### [Records shown]

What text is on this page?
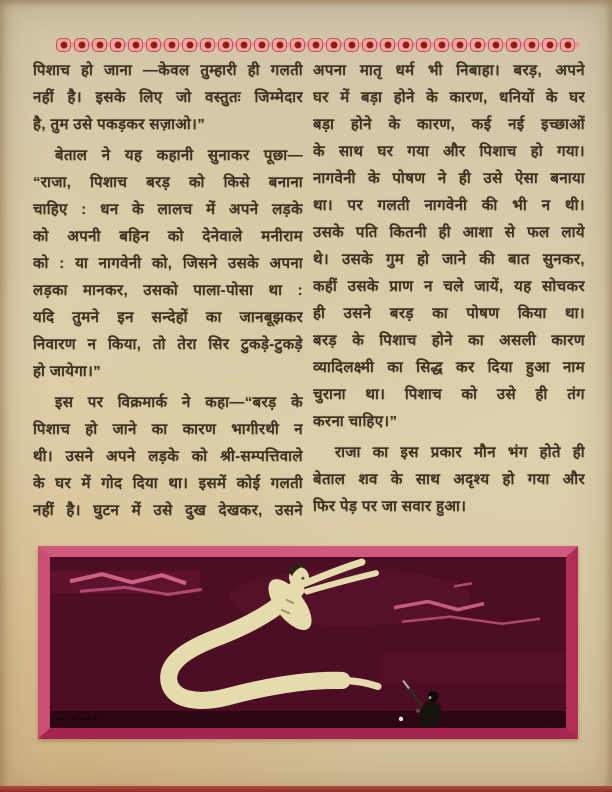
पिशाच हो जाना —केवल तुम्हारी ही गलती
नहीं है। इसके लिए जो वस्तुतः जिम्मेदार
है, तुम उसे पकड़कर सज़ाओ।”
बेताल ने यह कहानी सुनाकर पूछा—
“राजा, पिशाच बरड़ को किसे बनाना
चाहिए : धन के लालच में अपने लड़के
को अपनी बहिन को देनेवाले मनीराम
को : या नागवेनी को, जिसने उसके अपना
लड़का मानकर, उसको पाला-पोसा था :
यदि तुमने इन सन्देहों का जानबूझकर
निवारण न किया, तो तेरा सिर टुकड़े-टुकड़े
हो जायेगा।”
इस पर विक्रमार्क ने कहा—“बरड़ के
पिशाच हो जाने का कारण भागीरथी न
थी। उसने अपने लड़के को श्री-सम्पत्तिवाले
के घर में गोद दिया था। इसमें कोई गलती
नहीं है। घुटन में उसे दुख देखकर, उसने
अपना मातृ धर्म भी निबाहा। बरड़, अपने
घर में बड़ा होने के कारण, धनियों के घर
बड़ा होने के कारण, कई नई इच्छाओं
के साथ घर गया और पिशाच हो गया।
नागवेनी के पोषण ने ही उसे ऐसा बनाया
था। पर गलती नागवेनी की भी न थी।
उसके पति कितनी ही आशा से फल लाये
थे। उसके गुम हो जाने की बात सुनकर,
कहीं उसके प्राण न चले जायें, यह सोचकर
ही उसने बरड़ का पोषण किया था।
बरड़ के पिशाच होने का असली कारण
व्यादिलक्ष्मी का सिद्ध कर दिया हुआ नाम
चुराना था। पिशाच को उसे ही तंग
करना चाहिए।”
राजा का इस प्रकार मौन भंग होते ही
बेताल शव के साथ अदृश्य हो गया और
फिर पेड़ पर जा सवार हुआ।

### [Directive]
Make an exact copy of the data, leaving its pictures out.

### [Complete answer]
What text is on this page?
पिशाच हो जाना —केवल तुम्हारी ही गलती
नहीं है। इसके लिए जो वस्तुतः जिम्मेदार
है, तुम उसे पकड़कर सज़ाओ।”
बेताल ने यह कहानी सुनाकर पूछा—
“राजा, पिशाच बरड़ को किसे बनाना
चाहिए : धन के लालच में अपने लड़के
को अपनी बहिन को देनेवाले मनीराम
को : या नागवेनी को, जिसने उसके अपना
लड़का मानकर, उसको पाला-पोसा था :
यदि तुमने इन सन्देहों का जानबूझकर
निवारण न किया, तो तेरा सिर टुकड़े-टुकड़े
हो जायेगा।”
इस पर विक्रमार्क ने कहा—“बरड़ के
पिशाच हो जाने का कारण भागीरथी न
थी। उसने अपने लड़के को श्री-सम्पत्तिवाले
के घर में गोद दिया था। इसमें कोई गलती
नहीं है। घुटन में उसे दुख देखकर, उसने
अपना मातृ धर्म भी निबाहा। बरड़, अपने
घर में बड़ा होने के कारण, धनियों के घर
बड़ा होने के कारण, कई नई इच्छाओं
के साथ घर गया और पिशाच हो गया।
नागवेनी के पोषण ने ही उसे ऐसा बनाया
था। पर गलती नागवेनी की भी न थी।
उसके पति कितनी ही आशा से फल लाये
थे। उसके गुम हो जाने की बात सुनकर,
कहीं उसके प्राण न चले जायें, यह सोचकर
ही उसने बरड़ का पोषण किया था।
बरड़ के पिशाच होने का असली कारण
व्यादिलक्ष्मी का सिद्ध कर दिया हुआ नाम
चुराना था। पिशाच को उसे ही तंग
करना चाहिए।”
राजा का इस प्रकार मौन भंग होते ही
बेताल शव के साथ अदृश्य हो गया और
फिर पेड़ पर जा सवार हुआ।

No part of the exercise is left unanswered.